**THE REQUEST**
Please copy all the lines that follow, word for word.
━━━━━━━━━━━━━━━━━━━━━━━━━━━━━━
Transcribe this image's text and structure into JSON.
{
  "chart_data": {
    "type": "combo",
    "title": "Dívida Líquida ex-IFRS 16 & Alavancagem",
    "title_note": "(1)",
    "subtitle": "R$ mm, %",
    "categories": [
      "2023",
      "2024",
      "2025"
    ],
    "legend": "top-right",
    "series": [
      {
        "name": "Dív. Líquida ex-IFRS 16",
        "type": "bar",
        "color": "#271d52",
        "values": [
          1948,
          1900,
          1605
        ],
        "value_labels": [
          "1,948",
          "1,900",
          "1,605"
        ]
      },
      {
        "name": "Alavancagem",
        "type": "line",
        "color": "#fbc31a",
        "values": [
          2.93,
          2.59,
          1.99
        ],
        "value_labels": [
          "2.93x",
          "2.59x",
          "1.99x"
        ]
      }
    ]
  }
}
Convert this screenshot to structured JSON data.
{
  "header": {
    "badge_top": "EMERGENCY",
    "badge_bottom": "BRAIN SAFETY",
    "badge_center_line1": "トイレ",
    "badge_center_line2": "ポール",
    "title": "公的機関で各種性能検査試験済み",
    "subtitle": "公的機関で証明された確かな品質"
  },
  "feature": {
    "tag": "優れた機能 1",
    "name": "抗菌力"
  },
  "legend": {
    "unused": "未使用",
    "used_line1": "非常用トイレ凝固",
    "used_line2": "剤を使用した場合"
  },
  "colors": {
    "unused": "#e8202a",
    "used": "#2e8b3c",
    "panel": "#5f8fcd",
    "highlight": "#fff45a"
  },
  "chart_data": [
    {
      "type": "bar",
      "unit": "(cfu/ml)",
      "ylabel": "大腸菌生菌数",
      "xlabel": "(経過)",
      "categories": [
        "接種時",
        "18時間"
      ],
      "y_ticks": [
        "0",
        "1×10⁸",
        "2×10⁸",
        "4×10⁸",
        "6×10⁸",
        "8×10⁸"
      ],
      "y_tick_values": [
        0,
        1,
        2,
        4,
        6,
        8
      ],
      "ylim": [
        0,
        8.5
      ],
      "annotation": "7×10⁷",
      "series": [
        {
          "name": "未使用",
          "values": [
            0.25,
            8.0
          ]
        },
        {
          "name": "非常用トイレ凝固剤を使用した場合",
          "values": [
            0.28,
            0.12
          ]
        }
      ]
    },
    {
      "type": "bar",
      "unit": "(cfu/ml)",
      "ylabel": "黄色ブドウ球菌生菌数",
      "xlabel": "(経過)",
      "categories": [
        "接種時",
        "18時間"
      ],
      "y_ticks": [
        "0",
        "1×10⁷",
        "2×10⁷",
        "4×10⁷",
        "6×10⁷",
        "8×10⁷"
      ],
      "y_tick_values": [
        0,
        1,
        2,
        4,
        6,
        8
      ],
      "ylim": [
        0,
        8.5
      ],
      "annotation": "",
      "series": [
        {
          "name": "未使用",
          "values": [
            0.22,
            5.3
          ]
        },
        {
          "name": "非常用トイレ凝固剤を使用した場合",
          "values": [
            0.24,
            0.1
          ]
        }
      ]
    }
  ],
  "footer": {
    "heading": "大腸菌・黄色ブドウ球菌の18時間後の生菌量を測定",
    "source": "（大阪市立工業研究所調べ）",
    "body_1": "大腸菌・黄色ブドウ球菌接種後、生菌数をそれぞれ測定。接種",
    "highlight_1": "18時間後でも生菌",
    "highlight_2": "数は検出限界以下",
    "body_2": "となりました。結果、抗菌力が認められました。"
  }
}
━━━━━━━━━━━━━━━━━━━━━━━━━━━━━━
**OUTPUT FOR THIS EXERCISE**
Transcribe this image's text and structure into JSON.
{
  "chart_data": {
    "type": "combo",
    "title": "Dívida Líquida ex-IFRS 16 & Alavancagem",
    "title_note": "(1)",
    "subtitle": "R$ mm, %",
    "categories": [
      "2023",
      "2024",
      "2025"
    ],
    "legend": "top-right",
    "series": [
      {
        "name": "Dív. Líquida ex-IFRS 16",
        "type": "bar",
        "color": "#271d52",
        "values": [
          1948,
          1900,
          1605
        ],
        "value_labels": [
          "1,948",
          "1,900",
          "1,605"
        ]
      },
      {
        "name": "Alavancagem",
        "type": "line",
        "color": "#fbc31a",
        "values": [
          2.93,
          2.59,
          1.99
        ],
        "value_labels": [
          "2.93x",
          "2.59x",
          "1.99x"
        ]
      }
    ]
  }
}
Convert this screenshot to structured JSON data.
{
  "header": {
    "badge_top": "EMERGENCY",
    "badge_bottom": "BRAIN SAFETY",
    "badge_center_line1": "トイレ",
    "badge_center_line2": "ポール",
    "title": "公的機関で各種性能検査試験済み",
    "subtitle": "公的機関で証明された確かな品質"
  },
  "feature": {
    "tag": "優れた機能 1",
    "name": "抗菌力"
  },
  "legend": {
    "unused": "未使用",
    "used_line1": "非常用トイレ凝固",
    "used_line2": "剤を使用した場合"
  },
  "colors": {
    "unused": "#e8202a",
    "used": "#2e8b3c",
    "panel": "#5f8fcd",
    "highlight": "#fff45a"
  },
  "chart_data": [
    {
      "type": "bar",
      "unit": "(cfu/ml)",
      "ylabel": "大腸菌生菌数",
      "xlabel": "(経過)",
      "categories": [
        "接種時",
        "18時間"
      ],
      "y_ticks": [
        "0",
        "1×10⁸",
        "2×10⁸",
        "4×10⁸",
        "6×10⁸",
        "8×10⁸"
      ],
      "y_tick_values": [
        0,
        1,
        2,
        4,
        6,
        8
      ],
      "ylim": [
        0,
        8.5
      ],
      "annotation": "7×10⁷",
      "series": [
        {
          "name": "未使用",
          "values": [
            0.25,
            8.0
          ]
        },
        {
          "name": "非常用トイレ凝固剤を使用した場合",
          "values": [
            0.28,
            0.12
          ]
        }
      ]
    },
    {
      "type": "bar",
      "unit": "(cfu/ml)",
      "ylabel": "黄色ブドウ球菌生菌数",
      "xlabel": "(経過)",
      "categories": [
        "接種時",
        "18時間"
      ],
      "y_ticks": [
        "0",
        "1×10⁷",
        "2×10⁷",
        "4×10⁷",
        "6×10⁷",
        "8×10⁷"
      ],
      "y_tick_values": [
        0,
        1,
        2,
        4,
        6,
        8
      ],
      "ylim": [
        0,
        8.5
      ],
      "annotation": "",
      "series": [
        {
          "name": "未使用",
          "values": [
            0.22,
            5.3
          ]
        },
        {
          "name": "非常用トイレ凝固剤を使用した場合",
          "values": [
            0.24,
            0.1
          ]
        }
      ]
    }
  ],
  "footer": {
    "heading": "大腸菌・黄色ブドウ球菌の18時間後の生菌量を測定",
    "source": "（大阪市立工業研究所調べ）",
    "body_1": "大腸菌・黄色ブドウ球菌接種後、生菌数をそれぞれ測定。接種",
    "highlight_1": "18時間後でも生菌",
    "highlight_2": "数は検出限界以下",
    "body_2": "となりました。結果、抗菌力が認められました。"
  }
}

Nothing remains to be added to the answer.